What the exercise asks » Find all the lines with "بلاد" and gather them.

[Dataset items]
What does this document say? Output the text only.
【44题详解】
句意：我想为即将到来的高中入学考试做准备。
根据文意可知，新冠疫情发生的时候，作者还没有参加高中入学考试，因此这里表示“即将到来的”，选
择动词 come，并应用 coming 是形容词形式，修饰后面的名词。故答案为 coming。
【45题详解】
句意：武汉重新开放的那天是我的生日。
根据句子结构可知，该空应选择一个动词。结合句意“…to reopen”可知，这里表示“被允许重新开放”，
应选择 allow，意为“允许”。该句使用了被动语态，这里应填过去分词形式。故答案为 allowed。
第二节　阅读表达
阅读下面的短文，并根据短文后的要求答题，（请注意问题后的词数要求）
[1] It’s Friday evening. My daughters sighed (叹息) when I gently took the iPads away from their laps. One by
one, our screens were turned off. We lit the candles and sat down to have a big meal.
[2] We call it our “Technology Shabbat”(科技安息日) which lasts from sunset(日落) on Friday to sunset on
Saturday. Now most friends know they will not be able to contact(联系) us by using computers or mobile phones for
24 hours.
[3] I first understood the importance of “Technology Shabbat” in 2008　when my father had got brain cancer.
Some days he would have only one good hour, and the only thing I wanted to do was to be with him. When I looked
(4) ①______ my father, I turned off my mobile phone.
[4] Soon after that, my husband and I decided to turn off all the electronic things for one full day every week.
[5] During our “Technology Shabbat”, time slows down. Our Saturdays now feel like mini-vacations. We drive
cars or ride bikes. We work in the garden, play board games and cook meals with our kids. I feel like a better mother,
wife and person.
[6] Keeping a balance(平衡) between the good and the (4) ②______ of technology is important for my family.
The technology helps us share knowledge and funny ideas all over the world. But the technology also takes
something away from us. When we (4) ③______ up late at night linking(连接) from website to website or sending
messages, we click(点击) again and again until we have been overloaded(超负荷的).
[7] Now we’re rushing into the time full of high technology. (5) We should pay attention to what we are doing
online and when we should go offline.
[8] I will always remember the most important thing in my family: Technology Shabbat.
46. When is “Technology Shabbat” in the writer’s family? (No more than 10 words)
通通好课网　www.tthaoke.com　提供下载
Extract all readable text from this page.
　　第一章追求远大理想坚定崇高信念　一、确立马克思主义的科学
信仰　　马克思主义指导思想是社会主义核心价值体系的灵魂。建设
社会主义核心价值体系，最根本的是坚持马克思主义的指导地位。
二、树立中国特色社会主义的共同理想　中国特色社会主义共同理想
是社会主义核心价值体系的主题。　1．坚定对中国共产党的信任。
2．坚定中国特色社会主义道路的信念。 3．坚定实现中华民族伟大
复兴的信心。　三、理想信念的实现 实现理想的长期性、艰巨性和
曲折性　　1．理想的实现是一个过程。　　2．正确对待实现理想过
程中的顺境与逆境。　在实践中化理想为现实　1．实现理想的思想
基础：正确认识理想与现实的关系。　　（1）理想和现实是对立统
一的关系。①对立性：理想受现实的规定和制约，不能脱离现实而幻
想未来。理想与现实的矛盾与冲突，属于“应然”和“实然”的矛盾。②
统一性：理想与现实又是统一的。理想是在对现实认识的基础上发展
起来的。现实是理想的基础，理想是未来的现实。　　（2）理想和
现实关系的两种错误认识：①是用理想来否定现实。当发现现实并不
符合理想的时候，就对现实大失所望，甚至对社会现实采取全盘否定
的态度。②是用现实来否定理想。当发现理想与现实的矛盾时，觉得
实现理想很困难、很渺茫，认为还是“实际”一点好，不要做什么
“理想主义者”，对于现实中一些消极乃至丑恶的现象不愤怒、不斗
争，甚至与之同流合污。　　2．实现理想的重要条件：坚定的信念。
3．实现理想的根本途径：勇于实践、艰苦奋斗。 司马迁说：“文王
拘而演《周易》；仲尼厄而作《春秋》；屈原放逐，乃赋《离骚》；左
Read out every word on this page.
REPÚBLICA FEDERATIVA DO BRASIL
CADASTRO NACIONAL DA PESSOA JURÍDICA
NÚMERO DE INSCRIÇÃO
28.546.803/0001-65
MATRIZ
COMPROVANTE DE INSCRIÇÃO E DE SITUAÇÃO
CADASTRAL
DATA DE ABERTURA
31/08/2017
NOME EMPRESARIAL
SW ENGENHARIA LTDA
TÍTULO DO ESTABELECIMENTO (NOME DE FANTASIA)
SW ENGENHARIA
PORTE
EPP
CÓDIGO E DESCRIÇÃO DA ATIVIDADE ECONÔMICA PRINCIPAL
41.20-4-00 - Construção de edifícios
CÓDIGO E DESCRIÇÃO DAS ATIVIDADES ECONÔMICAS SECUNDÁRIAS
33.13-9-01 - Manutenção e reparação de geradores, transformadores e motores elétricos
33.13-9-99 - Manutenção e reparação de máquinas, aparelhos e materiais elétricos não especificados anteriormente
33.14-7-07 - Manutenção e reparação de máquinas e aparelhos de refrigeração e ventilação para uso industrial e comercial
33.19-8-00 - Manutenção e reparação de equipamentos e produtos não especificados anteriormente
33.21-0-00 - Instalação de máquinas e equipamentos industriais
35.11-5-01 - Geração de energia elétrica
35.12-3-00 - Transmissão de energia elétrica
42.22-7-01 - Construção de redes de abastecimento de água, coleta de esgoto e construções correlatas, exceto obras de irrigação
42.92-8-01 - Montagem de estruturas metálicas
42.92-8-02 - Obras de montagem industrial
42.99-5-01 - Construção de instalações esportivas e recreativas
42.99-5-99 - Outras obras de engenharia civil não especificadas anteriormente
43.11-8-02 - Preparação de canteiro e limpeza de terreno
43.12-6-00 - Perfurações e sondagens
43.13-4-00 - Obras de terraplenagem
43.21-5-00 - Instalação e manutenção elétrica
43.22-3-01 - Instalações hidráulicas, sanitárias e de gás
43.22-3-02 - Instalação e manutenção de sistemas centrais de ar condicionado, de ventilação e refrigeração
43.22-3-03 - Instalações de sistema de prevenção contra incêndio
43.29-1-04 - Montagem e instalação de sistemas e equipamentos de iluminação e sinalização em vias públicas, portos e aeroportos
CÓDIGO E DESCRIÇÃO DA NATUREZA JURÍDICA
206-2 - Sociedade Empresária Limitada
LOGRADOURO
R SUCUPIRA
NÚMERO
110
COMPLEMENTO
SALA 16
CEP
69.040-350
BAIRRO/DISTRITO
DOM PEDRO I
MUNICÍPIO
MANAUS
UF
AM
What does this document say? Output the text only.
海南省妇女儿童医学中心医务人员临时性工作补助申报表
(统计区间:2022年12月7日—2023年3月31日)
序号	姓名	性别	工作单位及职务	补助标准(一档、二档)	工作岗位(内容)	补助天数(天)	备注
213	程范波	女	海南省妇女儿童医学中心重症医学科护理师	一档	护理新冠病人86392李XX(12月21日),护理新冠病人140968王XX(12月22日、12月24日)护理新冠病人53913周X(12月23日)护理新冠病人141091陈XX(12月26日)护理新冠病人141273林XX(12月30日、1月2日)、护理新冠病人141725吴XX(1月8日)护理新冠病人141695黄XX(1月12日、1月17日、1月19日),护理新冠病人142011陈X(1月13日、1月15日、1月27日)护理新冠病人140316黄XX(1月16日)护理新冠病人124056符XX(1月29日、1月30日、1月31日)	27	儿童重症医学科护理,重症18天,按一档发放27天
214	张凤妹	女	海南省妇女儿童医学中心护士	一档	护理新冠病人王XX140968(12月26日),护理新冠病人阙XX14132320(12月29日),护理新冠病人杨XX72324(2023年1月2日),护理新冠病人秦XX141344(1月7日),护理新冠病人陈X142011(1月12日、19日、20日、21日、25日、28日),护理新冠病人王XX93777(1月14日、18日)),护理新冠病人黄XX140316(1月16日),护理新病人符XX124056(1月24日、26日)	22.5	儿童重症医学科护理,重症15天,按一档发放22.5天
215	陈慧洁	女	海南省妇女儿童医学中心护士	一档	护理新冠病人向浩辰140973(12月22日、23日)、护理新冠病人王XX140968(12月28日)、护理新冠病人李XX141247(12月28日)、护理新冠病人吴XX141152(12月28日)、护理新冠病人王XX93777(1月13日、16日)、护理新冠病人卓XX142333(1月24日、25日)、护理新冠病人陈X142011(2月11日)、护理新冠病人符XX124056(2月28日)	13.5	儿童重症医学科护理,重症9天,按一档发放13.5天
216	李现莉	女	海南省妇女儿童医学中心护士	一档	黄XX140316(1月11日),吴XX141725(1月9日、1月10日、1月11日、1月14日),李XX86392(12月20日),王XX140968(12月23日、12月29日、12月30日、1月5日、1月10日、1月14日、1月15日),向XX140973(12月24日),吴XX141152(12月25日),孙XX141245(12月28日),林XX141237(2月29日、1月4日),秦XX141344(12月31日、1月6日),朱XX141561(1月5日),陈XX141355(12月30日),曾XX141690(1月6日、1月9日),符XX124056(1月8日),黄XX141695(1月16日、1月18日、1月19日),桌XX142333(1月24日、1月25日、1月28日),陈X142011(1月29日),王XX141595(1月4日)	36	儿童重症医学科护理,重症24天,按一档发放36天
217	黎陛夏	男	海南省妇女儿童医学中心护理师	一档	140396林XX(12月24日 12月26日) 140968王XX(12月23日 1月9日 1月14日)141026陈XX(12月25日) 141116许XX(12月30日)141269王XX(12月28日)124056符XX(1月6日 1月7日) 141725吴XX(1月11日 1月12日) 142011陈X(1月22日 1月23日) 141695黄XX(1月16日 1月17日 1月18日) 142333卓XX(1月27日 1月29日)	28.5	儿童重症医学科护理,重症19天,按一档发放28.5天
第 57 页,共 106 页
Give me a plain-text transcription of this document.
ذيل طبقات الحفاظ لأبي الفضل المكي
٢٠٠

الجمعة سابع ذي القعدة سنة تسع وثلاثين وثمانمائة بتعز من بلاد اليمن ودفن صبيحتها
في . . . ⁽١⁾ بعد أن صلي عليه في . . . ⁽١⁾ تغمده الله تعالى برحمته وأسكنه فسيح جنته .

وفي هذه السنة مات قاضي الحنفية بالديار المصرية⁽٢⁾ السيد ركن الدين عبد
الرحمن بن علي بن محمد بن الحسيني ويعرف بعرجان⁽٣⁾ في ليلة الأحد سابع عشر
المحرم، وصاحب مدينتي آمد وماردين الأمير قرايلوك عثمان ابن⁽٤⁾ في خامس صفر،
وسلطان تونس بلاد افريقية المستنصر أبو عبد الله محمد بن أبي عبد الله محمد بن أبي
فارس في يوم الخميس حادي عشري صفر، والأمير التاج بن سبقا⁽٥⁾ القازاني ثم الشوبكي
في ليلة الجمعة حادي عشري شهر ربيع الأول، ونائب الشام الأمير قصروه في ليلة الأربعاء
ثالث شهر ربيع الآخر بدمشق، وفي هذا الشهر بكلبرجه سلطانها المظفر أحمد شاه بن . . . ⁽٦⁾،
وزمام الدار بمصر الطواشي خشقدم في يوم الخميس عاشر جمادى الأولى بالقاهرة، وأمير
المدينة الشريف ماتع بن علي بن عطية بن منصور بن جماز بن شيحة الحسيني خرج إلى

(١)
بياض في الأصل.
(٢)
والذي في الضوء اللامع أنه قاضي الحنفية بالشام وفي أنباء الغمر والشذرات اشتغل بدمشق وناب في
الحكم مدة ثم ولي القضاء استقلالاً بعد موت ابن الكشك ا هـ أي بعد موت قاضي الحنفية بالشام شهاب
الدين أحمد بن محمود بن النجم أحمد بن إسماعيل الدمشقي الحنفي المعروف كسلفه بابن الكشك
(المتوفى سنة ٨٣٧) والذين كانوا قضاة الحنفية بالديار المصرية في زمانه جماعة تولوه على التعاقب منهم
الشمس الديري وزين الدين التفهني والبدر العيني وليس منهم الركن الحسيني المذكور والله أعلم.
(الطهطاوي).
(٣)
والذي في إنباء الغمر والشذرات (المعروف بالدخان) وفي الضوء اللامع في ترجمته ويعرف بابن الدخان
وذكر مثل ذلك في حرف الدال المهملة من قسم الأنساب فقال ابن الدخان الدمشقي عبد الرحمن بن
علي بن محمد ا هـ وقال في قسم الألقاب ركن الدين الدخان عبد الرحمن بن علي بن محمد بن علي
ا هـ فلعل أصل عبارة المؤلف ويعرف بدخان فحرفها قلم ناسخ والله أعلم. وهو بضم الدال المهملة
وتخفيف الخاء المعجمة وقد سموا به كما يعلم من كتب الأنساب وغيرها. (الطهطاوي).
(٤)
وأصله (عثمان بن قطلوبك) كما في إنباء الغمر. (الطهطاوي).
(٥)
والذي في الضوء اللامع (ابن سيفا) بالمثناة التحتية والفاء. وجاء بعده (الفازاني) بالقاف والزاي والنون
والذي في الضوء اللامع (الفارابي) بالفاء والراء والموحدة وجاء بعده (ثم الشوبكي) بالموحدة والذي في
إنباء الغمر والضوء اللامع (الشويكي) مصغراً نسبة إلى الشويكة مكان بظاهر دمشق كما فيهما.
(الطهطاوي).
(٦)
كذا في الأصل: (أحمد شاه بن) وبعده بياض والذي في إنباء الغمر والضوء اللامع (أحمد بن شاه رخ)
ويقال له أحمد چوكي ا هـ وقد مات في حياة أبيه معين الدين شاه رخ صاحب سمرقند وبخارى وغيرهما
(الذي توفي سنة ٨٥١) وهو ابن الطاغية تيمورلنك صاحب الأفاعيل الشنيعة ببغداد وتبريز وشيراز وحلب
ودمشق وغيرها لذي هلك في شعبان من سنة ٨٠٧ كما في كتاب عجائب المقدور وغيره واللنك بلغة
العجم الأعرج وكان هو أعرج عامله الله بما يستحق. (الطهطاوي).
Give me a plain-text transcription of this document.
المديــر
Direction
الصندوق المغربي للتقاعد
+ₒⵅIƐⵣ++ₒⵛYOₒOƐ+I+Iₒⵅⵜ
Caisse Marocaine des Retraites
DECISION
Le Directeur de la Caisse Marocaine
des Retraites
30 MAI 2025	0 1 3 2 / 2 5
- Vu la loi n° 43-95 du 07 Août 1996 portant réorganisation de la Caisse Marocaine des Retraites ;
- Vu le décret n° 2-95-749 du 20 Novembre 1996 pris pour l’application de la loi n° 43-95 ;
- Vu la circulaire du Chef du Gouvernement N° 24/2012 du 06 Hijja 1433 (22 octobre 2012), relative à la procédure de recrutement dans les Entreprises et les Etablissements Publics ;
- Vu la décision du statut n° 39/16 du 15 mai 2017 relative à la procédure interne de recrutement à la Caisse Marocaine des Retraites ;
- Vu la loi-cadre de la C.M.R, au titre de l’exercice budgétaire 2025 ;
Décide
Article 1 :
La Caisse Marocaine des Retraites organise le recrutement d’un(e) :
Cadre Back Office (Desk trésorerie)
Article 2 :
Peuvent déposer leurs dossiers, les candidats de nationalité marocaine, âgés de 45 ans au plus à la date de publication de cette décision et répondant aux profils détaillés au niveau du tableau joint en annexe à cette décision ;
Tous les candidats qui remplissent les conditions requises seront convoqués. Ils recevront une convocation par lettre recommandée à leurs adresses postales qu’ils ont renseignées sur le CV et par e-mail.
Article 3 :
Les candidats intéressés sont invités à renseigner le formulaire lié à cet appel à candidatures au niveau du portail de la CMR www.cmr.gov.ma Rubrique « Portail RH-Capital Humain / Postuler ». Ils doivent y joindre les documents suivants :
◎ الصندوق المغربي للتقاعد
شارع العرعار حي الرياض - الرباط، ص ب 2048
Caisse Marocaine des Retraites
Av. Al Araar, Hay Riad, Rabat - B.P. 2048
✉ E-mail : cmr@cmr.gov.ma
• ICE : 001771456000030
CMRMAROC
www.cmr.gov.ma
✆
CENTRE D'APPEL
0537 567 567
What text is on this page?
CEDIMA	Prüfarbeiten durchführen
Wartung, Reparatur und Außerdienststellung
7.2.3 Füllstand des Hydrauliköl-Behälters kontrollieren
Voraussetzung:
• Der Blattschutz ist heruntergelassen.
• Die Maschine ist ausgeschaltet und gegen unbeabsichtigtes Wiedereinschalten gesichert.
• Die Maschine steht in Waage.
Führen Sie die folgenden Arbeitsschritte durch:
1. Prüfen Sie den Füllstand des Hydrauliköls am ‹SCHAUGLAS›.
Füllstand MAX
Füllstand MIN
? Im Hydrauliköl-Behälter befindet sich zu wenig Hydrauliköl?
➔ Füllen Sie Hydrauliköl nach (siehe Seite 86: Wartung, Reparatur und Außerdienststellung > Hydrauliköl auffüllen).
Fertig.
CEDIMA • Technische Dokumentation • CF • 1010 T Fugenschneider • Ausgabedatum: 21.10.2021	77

Exercise result »
الجمعة سابع ذي القعدة سنة تسع وثلاثين وثمانمائة بتعز من بلاد اليمن ودفن صبيحتها
وسلطان تونس بلاد افريقية المستنصر أبو عبد الله محمد بن أبي عبد الله محمد بن أبي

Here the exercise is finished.